* SET EXERCISE *
Filter the records below for the word "this". Copy each line that holds it.
:: INPUT
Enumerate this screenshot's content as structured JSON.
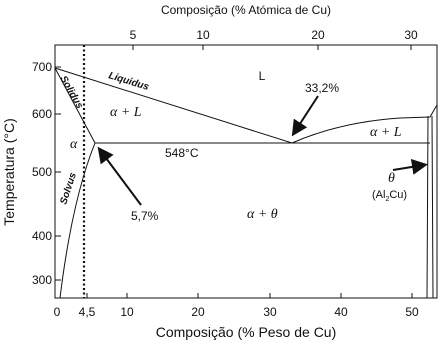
{
  "axes": {
    "top_title": "Composição (% Atómica de Cu)",
    "bottom_title": "Composição (% Peso de Cu)",
    "left_title": "Temperatura (°C)",
    "top_ticks": [
      "5",
      "10",
      "20",
      "30"
    ],
    "bottom_ticks": [
      "0",
      "4,5",
      "10",
      "20",
      "30",
      "40",
      "50"
    ],
    "left_ticks": [
      "700",
      "600",
      "500",
      "400",
      "300"
    ]
  },
  "labels": {
    "liquid": "L",
    "eutectic_comp": "33,2%",
    "alpha_l_left": "α + L",
    "alpha_l_right": "α + L",
    "alpha": "α",
    "eutectic_temp": "548°C",
    "solidus": "Solidus",
    "liquidus": "Liquidus",
    "solvus": "Solvus",
    "max_solubility": "5,7%",
    "alpha_theta": "α + θ"
  },
  "theta": {
    "symbol": "θ",
    "formula": [
      "(Al",
      "2",
      "Cu)"
    ]
  }
}
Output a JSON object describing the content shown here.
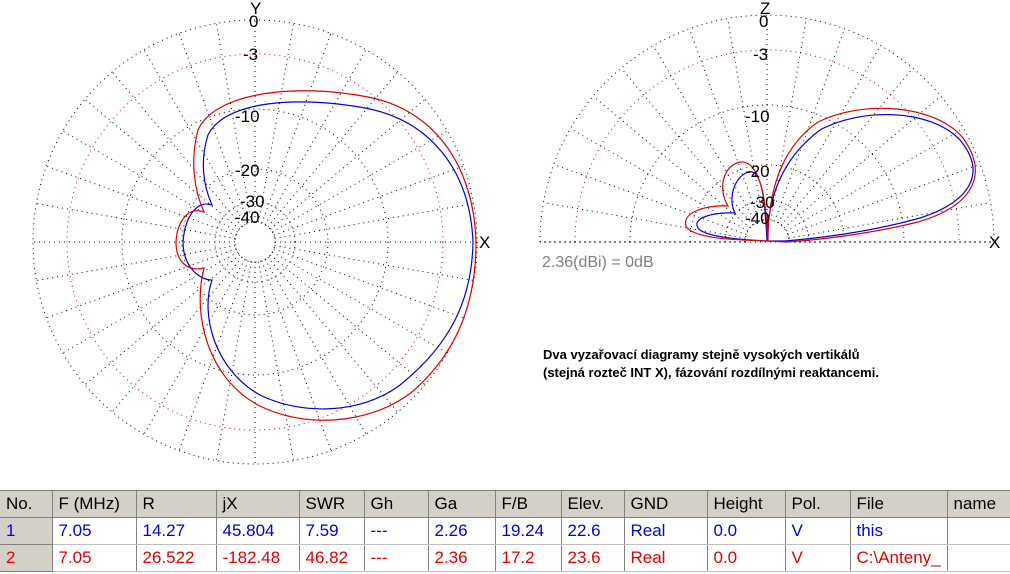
{
  "plots": {
    "azimuth": {
      "axis_top": "Y",
      "axis_right": "X",
      "ring_labels": [
        "0",
        "-3",
        "-10",
        "-20",
        "-30",
        "-40"
      ]
    },
    "elevation": {
      "axis_top": "Z",
      "axis_right": "X",
      "ring_labels": [
        "0",
        "-3",
        "-10",
        "-20",
        "-30",
        "-40"
      ]
    }
  },
  "reference_text": "2.36(dBi) = 0dB",
  "note_lines": [
    "Dva vyzařovací diagramy stejně vysokých vertikálů",
    "(stejná rozteč INT X), fázování rozdílnými reaktancemi."
  ],
  "table": {
    "headers": [
      "No.",
      "F (MHz)",
      "R",
      "jX",
      "SWR",
      "Gh",
      "Ga",
      "F/B",
      "Elev.",
      "GND",
      "Height",
      "Pol.",
      "File",
      "name"
    ],
    "rows": [
      [
        "1",
        "7.05",
        "14.27",
        "45.804",
        "7.59",
        "---",
        "2.26",
        "19.24",
        "22.6",
        "Real",
        "0.0",
        "V",
        "this",
        ""
      ],
      [
        "2",
        "7.05",
        "26.522",
        "-182.48",
        "46.82",
        "---",
        "2.36",
        "17.2",
        "23.6",
        "Real",
        "0.0",
        "V",
        "C:\\Anteny_",
        ""
      ]
    ]
  },
  "colors": {
    "series1": "#0000e0",
    "series2": "#e00000",
    "grid": "#000000",
    "ref_text": "#808080"
  }
}
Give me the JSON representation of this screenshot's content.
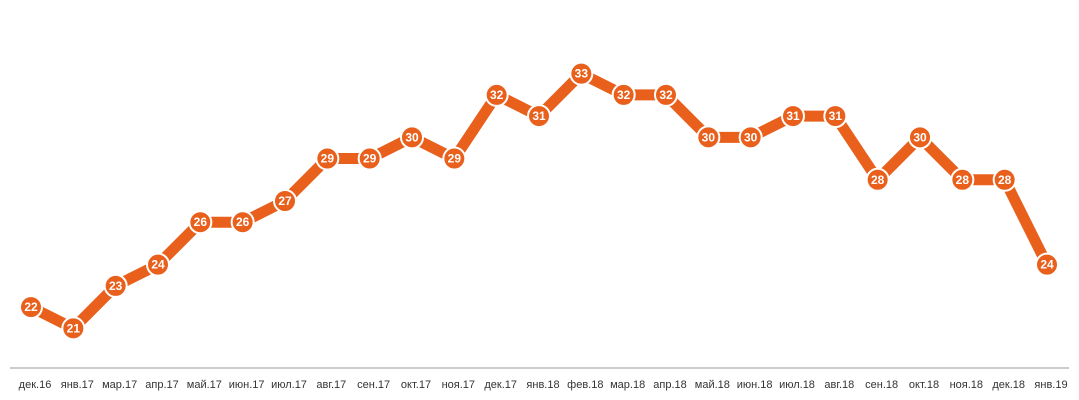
{
  "chart_data": {
    "type": "line",
    "categories": [
      "дек.16",
      "янв.17",
      "мар.17",
      "апр.17",
      "май.17",
      "июн.17",
      "июл.17",
      "авг.17",
      "сен.17",
      "окт.17",
      "ноя.17",
      "дек.17",
      "янв.18",
      "фев.18",
      "мар.18",
      "апр.18",
      "май.18",
      "июн.18",
      "июл.18",
      "авг.18",
      "сен.18",
      "окт.18",
      "ноя.18",
      "дек.18",
      "янв.19"
    ],
    "values": [
      22,
      21,
      23,
      24,
      26,
      26,
      27,
      29,
      29,
      30,
      29,
      32,
      31,
      33,
      32,
      32,
      30,
      30,
      31,
      31,
      28,
      30,
      28,
      28,
      24
    ],
    "ylim": [
      18,
      36
    ],
    "grid": false,
    "data_labels": true,
    "colors": {
      "line": "#E8601C",
      "marker_stroke": "#ffffff",
      "axis": "#999999",
      "tick_text": "#333333"
    }
  }
}
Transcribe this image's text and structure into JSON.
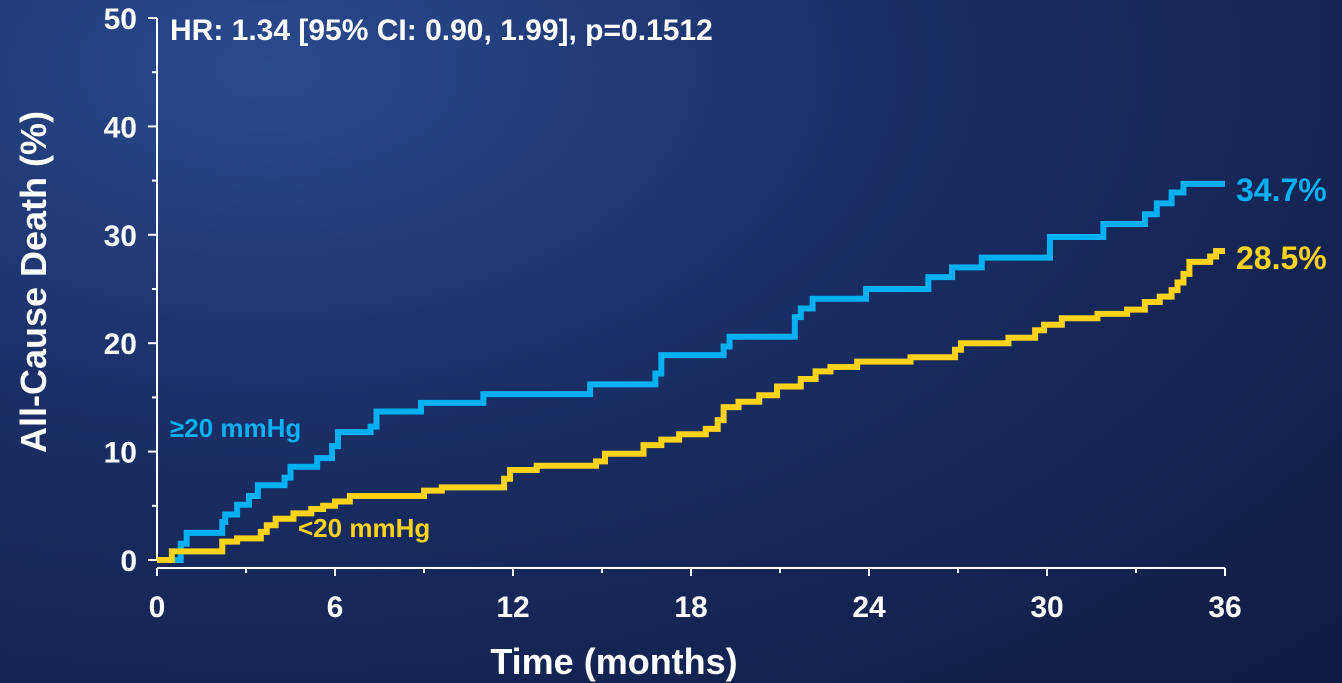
{
  "chart_data": {
    "type": "line",
    "step": true,
    "xlabel": "Time (months)",
    "ylabel": "All-Cause Death (%)",
    "xlim": [
      0,
      36
    ],
    "ylim": [
      0,
      50
    ],
    "xticks": [
      0,
      6,
      12,
      18,
      24,
      30,
      36
    ],
    "yticks": [
      0,
      10,
      20,
      30,
      40,
      50
    ],
    "grid": false,
    "annotation": "HR: 1.34 [95% CI: 0.90, 1.99], p=0.1512",
    "series": [
      {
        "name": "≥20 mmHg",
        "color": "#00b0f0",
        "end_label": "34.7%",
        "points": [
          [
            0,
            0
          ],
          [
            0.8,
            1.5
          ],
          [
            1.0,
            2.5
          ],
          [
            2.2,
            3.5
          ],
          [
            2.3,
            4.2
          ],
          [
            2.7,
            5.1
          ],
          [
            3.1,
            5.9
          ],
          [
            3.4,
            6.9
          ],
          [
            4.3,
            7.6
          ],
          [
            4.5,
            8.6
          ],
          [
            5.4,
            9.4
          ],
          [
            5.9,
            10.5
          ],
          [
            6.1,
            11.8
          ],
          [
            7.2,
            12.3
          ],
          [
            7.4,
            13.7
          ],
          [
            8.9,
            14.5
          ],
          [
            11.0,
            15.3
          ],
          [
            14.6,
            16.2
          ],
          [
            16.8,
            17.2
          ],
          [
            17.0,
            18.9
          ],
          [
            19.1,
            19.7
          ],
          [
            19.3,
            20.6
          ],
          [
            21.5,
            22.4
          ],
          [
            21.7,
            23.2
          ],
          [
            22.1,
            24.1
          ],
          [
            23.9,
            25.0
          ],
          [
            26.0,
            26.1
          ],
          [
            26.8,
            27.0
          ],
          [
            27.8,
            27.9
          ],
          [
            30.1,
            29.8
          ],
          [
            31.9,
            31.0
          ],
          [
            33.3,
            31.9
          ],
          [
            33.7,
            32.9
          ],
          [
            34.2,
            33.9
          ],
          [
            34.6,
            34.7
          ],
          [
            36.0,
            34.7
          ]
        ]
      },
      {
        "name": "<20 mmHg",
        "color": "#ffd31a",
        "end_label": "28.5%",
        "points": [
          [
            0,
            0
          ],
          [
            0.5,
            0.8
          ],
          [
            2.2,
            1.7
          ],
          [
            2.7,
            2.0
          ],
          [
            3.5,
            2.6
          ],
          [
            3.7,
            3.2
          ],
          [
            4.0,
            3.8
          ],
          [
            4.6,
            4.3
          ],
          [
            5.2,
            4.7
          ],
          [
            5.6,
            5.0
          ],
          [
            6.0,
            5.4
          ],
          [
            6.5,
            5.9
          ],
          [
            9.0,
            6.4
          ],
          [
            9.6,
            6.7
          ],
          [
            11.7,
            7.5
          ],
          [
            11.9,
            8.3
          ],
          [
            12.8,
            8.7
          ],
          [
            14.8,
            9.1
          ],
          [
            15.1,
            9.8
          ],
          [
            16.4,
            10.6
          ],
          [
            17.0,
            11.1
          ],
          [
            17.6,
            11.6
          ],
          [
            18.5,
            12.1
          ],
          [
            18.9,
            12.9
          ],
          [
            19.1,
            14.1
          ],
          [
            19.6,
            14.6
          ],
          [
            20.3,
            15.2
          ],
          [
            20.9,
            16.0
          ],
          [
            21.7,
            16.7
          ],
          [
            22.2,
            17.4
          ],
          [
            22.7,
            17.8
          ],
          [
            23.6,
            18.3
          ],
          [
            25.4,
            18.7
          ],
          [
            26.9,
            19.4
          ],
          [
            27.1,
            20.0
          ],
          [
            28.7,
            20.5
          ],
          [
            29.6,
            21.2
          ],
          [
            29.9,
            21.7
          ],
          [
            30.5,
            22.3
          ],
          [
            31.7,
            22.7
          ],
          [
            32.7,
            23.1
          ],
          [
            33.3,
            23.8
          ],
          [
            33.8,
            24.3
          ],
          [
            34.2,
            24.9
          ],
          [
            34.4,
            25.6
          ],
          [
            34.6,
            26.4
          ],
          [
            34.8,
            27.5
          ],
          [
            35.5,
            28.0
          ],
          [
            35.7,
            28.5
          ],
          [
            36.0,
            28.5
          ]
        ]
      }
    ]
  }
}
::::
* WRITTEN RESPONSE *
Enumerate this screenshot's content as structured JSON.
        "this",
Give me the JSON representation of this screenshot's content.
Transcribe this image's text and structure into JSON.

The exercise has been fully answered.